### [TASK STATEMENT]
Check each line of the listing below for the word "data" and say how many lines have it. Nothing else should be written.

### [RECORDED INFORMATION]

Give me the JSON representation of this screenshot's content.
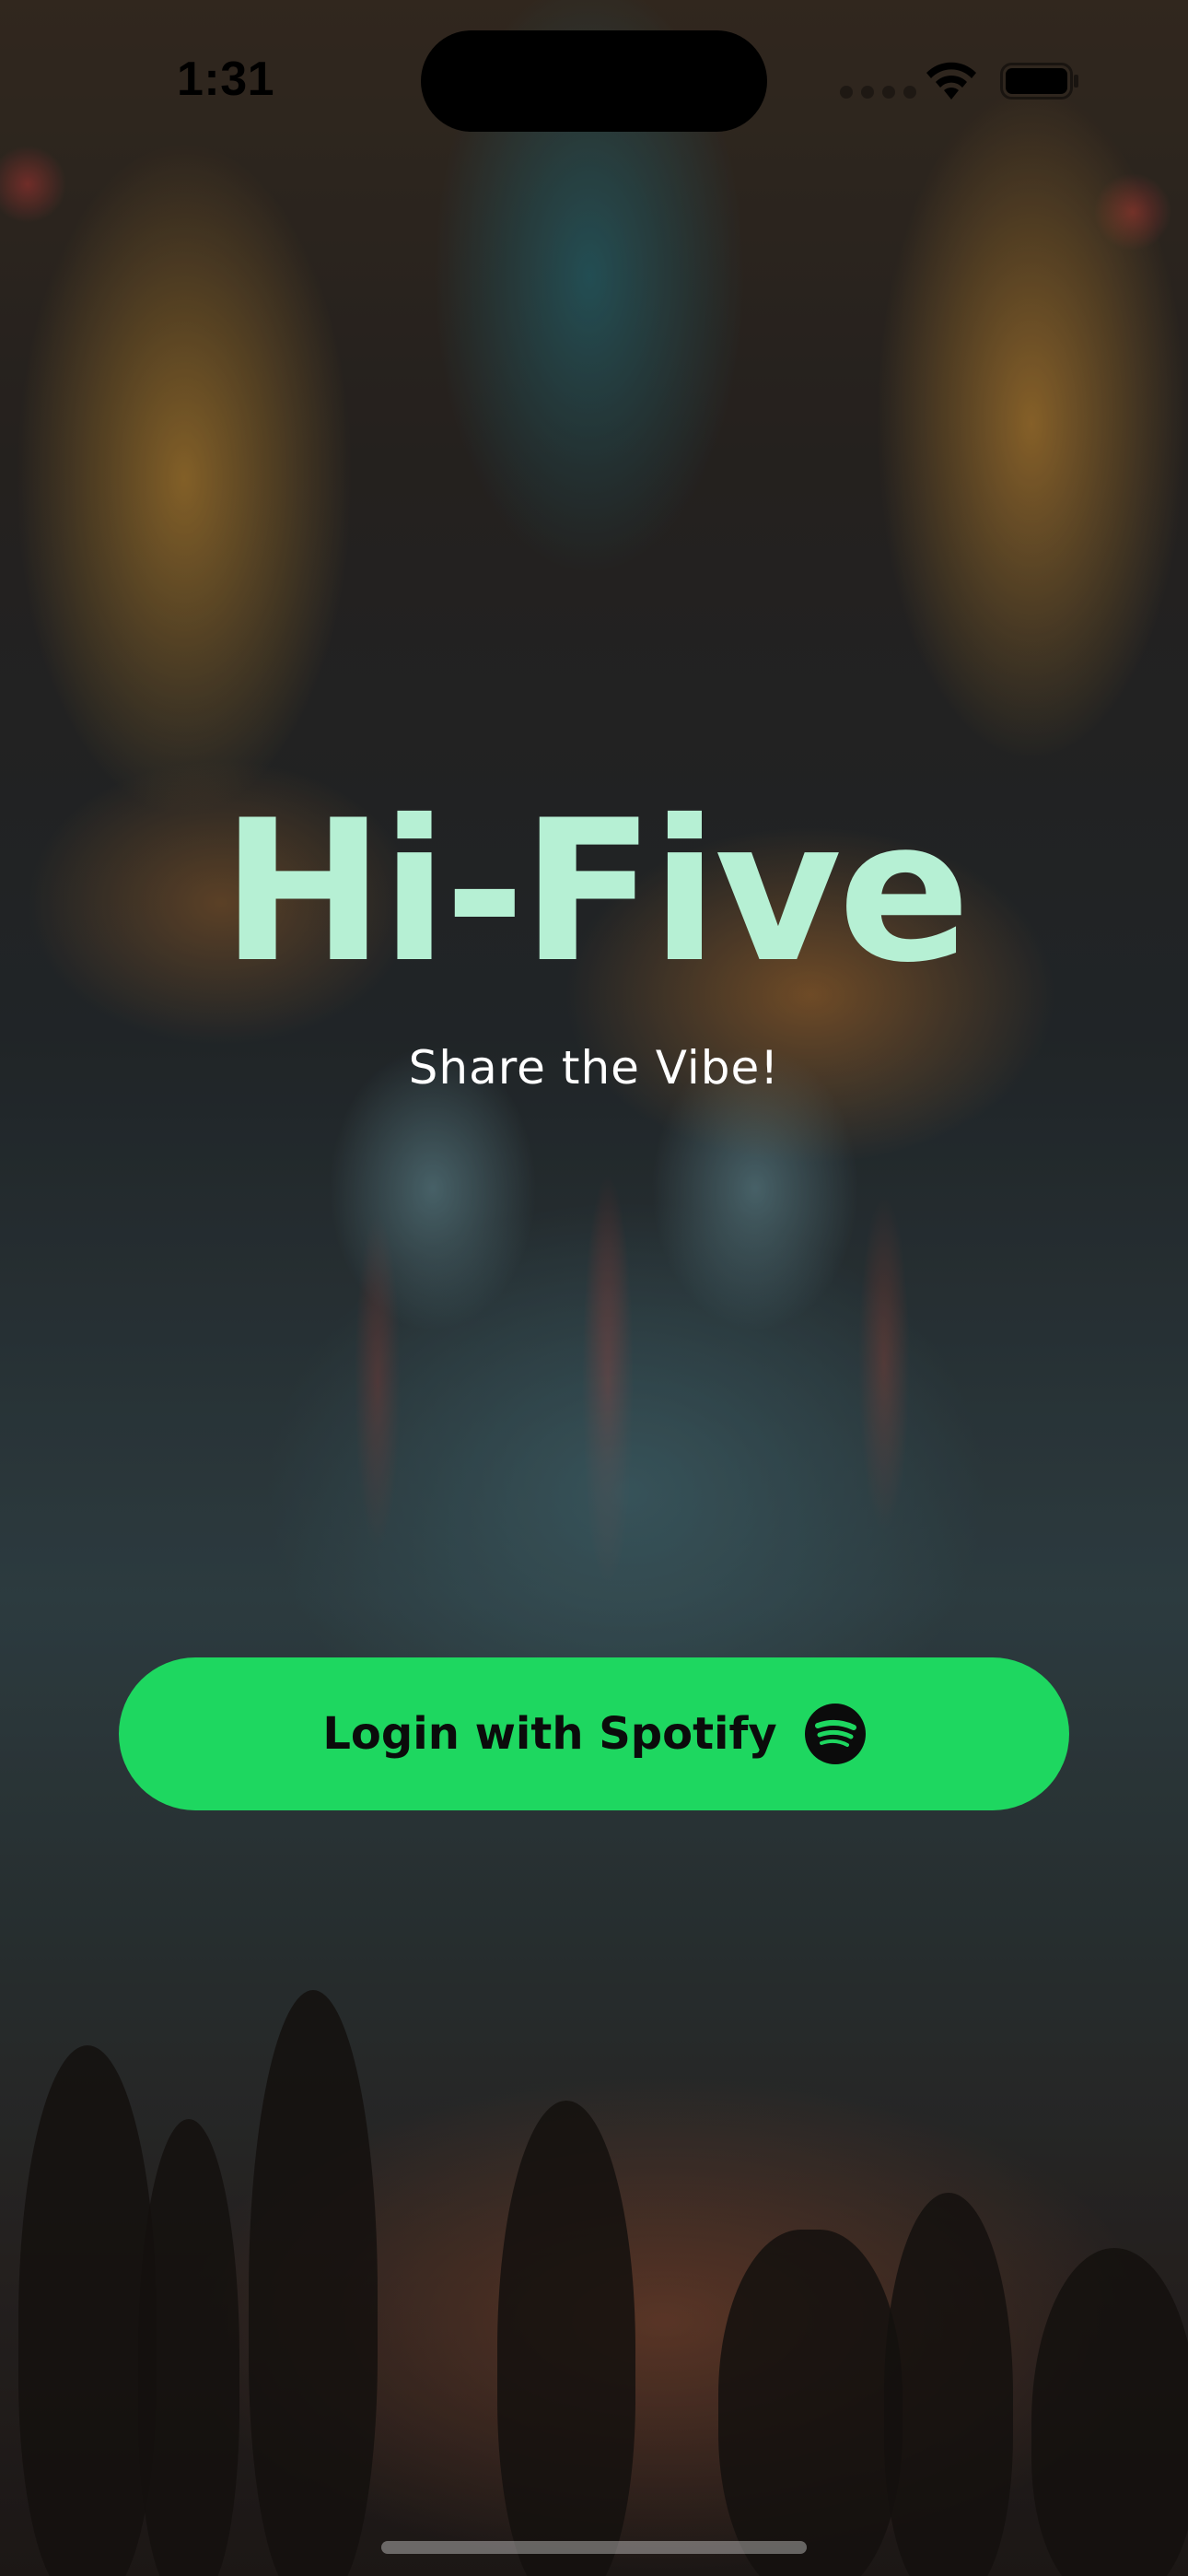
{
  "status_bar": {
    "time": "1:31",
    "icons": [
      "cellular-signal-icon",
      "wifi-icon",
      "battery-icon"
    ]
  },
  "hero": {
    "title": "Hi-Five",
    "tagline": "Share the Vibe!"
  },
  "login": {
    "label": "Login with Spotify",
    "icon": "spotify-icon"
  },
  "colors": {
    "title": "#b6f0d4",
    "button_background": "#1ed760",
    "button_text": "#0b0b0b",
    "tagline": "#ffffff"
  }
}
==
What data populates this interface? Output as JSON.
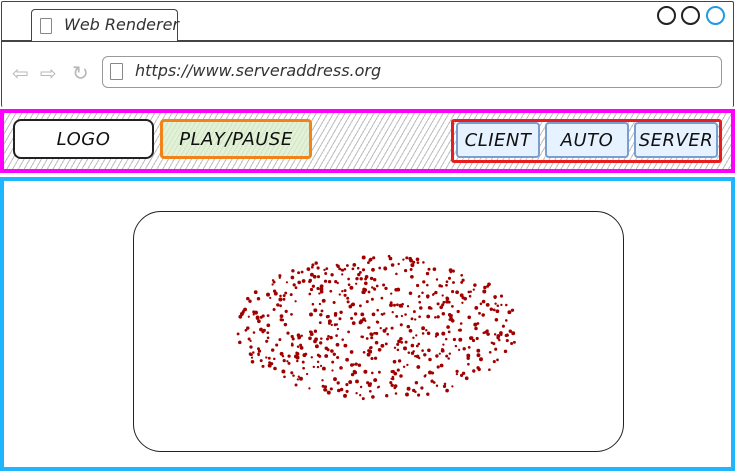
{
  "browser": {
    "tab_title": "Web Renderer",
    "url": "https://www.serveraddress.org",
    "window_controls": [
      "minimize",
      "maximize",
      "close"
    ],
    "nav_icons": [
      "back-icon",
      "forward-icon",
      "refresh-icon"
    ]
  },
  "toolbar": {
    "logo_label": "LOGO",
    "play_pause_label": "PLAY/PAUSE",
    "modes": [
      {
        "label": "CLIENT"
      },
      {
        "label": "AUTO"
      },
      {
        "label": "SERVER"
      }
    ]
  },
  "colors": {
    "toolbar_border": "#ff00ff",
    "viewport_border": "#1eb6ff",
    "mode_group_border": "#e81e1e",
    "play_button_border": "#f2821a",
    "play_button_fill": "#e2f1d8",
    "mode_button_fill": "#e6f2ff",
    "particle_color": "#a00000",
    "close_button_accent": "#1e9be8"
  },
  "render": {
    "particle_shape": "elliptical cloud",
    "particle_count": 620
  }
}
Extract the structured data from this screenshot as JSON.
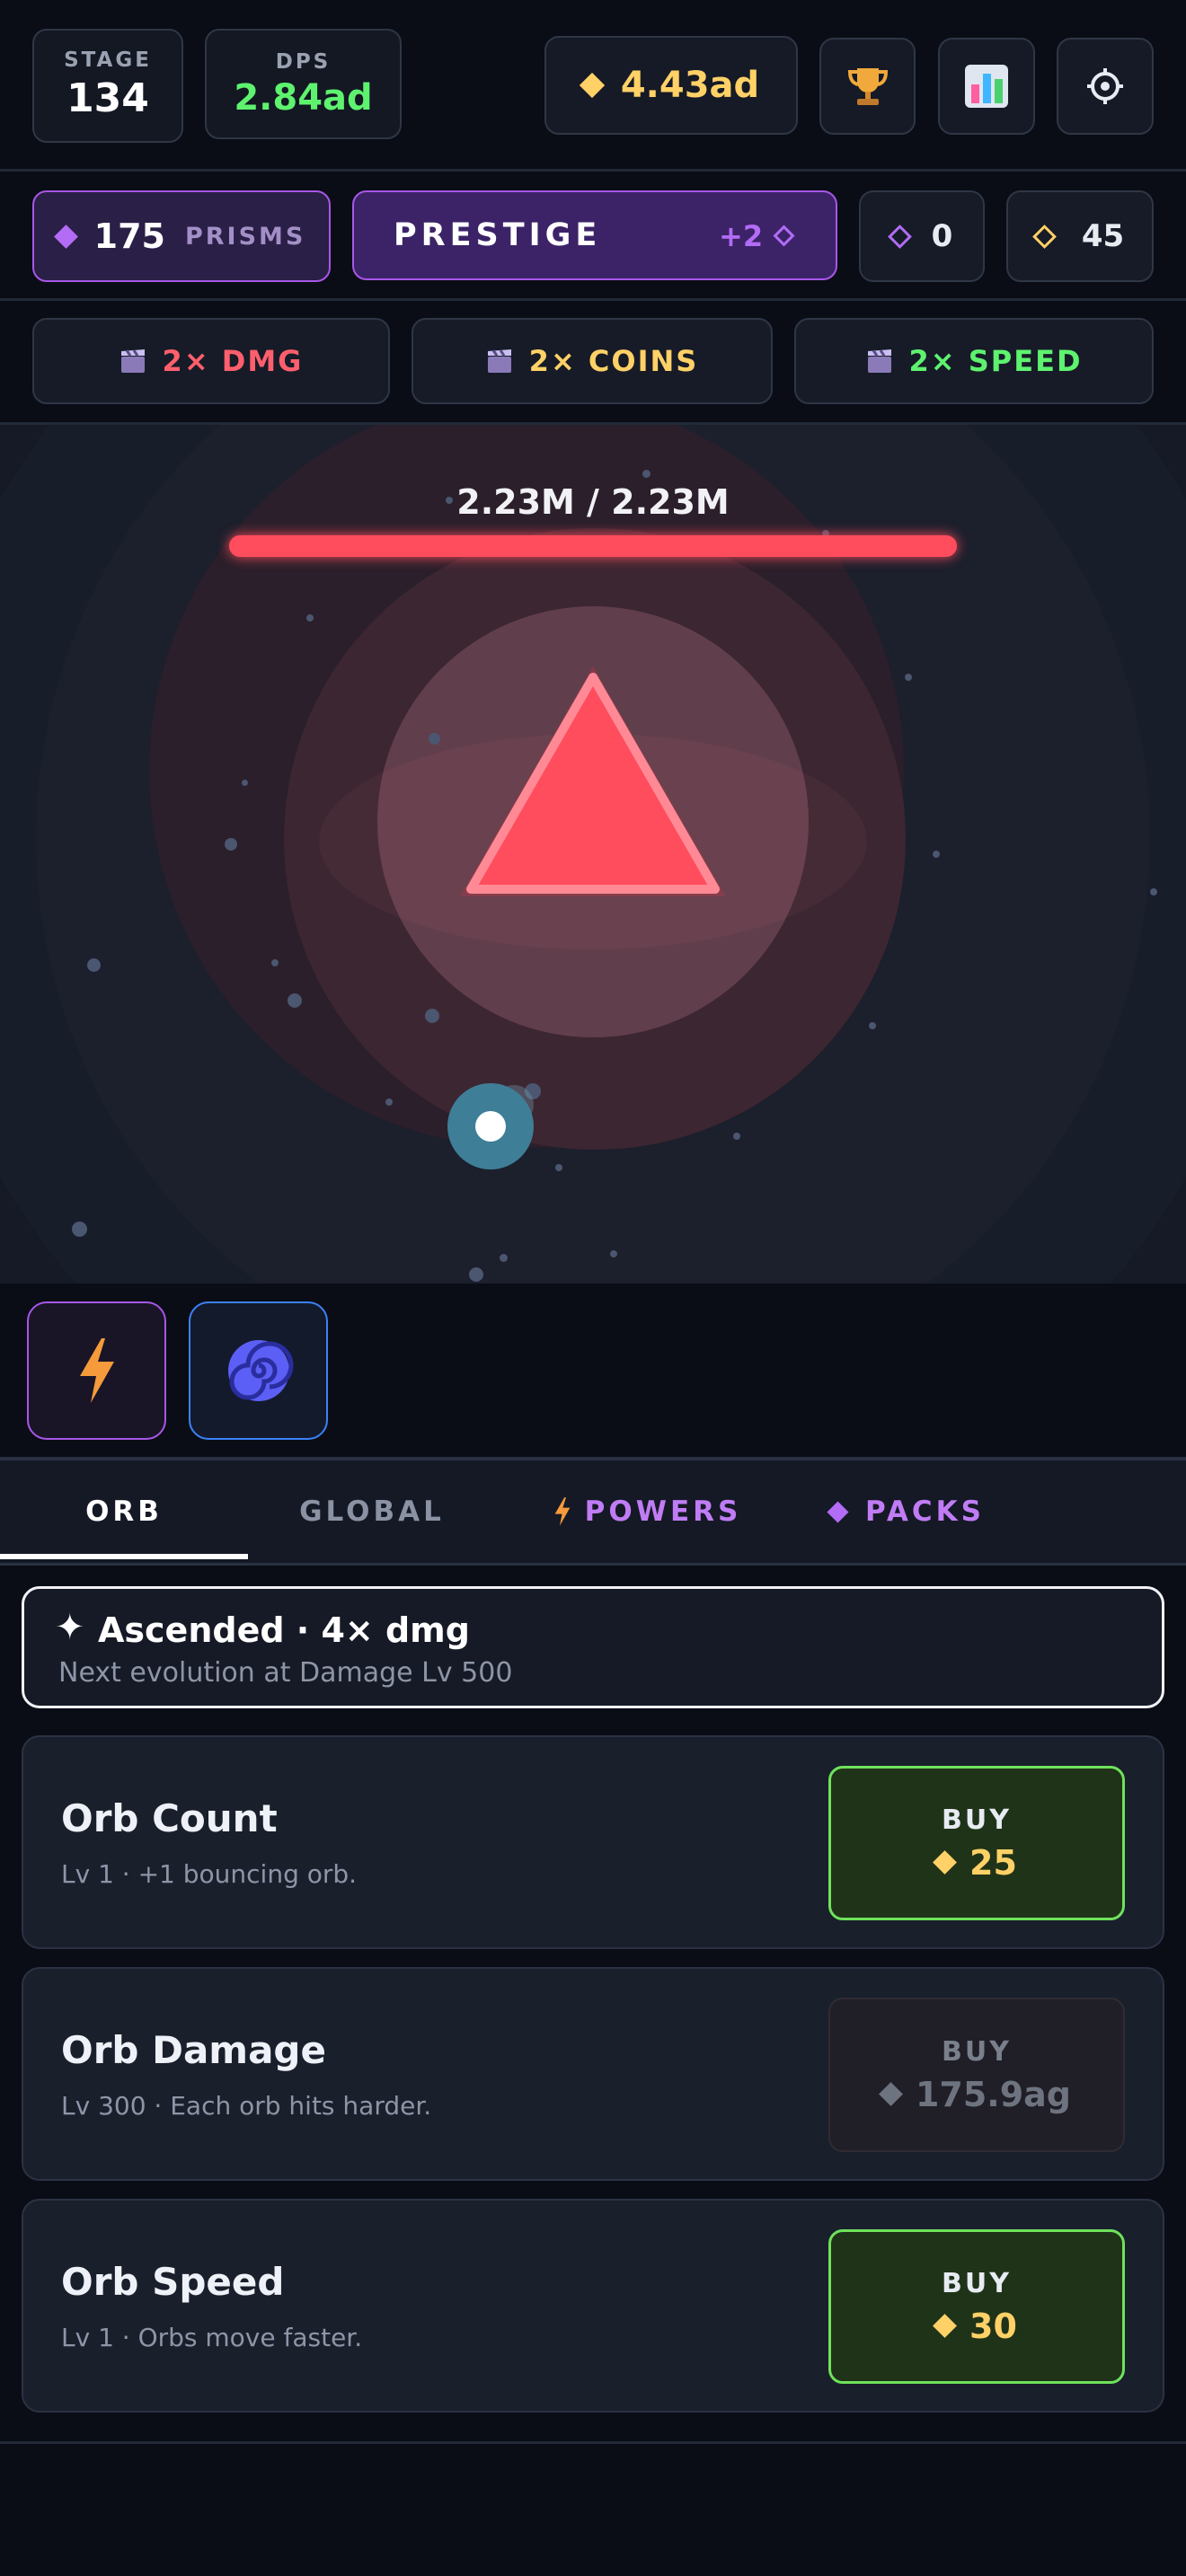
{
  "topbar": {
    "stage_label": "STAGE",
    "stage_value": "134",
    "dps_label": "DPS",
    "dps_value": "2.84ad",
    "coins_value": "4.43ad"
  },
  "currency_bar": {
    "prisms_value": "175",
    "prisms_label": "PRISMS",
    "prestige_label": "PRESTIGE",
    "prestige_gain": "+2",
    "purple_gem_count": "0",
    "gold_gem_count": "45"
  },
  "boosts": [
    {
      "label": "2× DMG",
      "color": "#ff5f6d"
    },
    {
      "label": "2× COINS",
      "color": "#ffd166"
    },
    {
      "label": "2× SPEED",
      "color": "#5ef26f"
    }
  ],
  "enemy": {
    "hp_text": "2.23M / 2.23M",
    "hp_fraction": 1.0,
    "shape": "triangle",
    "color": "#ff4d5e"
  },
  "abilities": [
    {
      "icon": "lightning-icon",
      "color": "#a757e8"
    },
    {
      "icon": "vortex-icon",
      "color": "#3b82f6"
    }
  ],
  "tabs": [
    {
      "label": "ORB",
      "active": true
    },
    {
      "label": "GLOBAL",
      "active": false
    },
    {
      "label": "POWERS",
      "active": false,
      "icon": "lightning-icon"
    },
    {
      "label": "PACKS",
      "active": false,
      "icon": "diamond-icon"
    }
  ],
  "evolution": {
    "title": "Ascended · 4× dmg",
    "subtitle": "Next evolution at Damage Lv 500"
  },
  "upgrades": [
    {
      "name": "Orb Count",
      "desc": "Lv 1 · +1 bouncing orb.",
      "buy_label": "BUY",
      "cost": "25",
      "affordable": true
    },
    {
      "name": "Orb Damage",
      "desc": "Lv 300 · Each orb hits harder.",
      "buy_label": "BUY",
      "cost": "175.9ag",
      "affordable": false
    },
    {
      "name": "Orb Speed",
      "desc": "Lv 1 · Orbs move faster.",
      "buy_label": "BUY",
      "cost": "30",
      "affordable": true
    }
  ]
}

### [EXERCISE OUTPUT]
2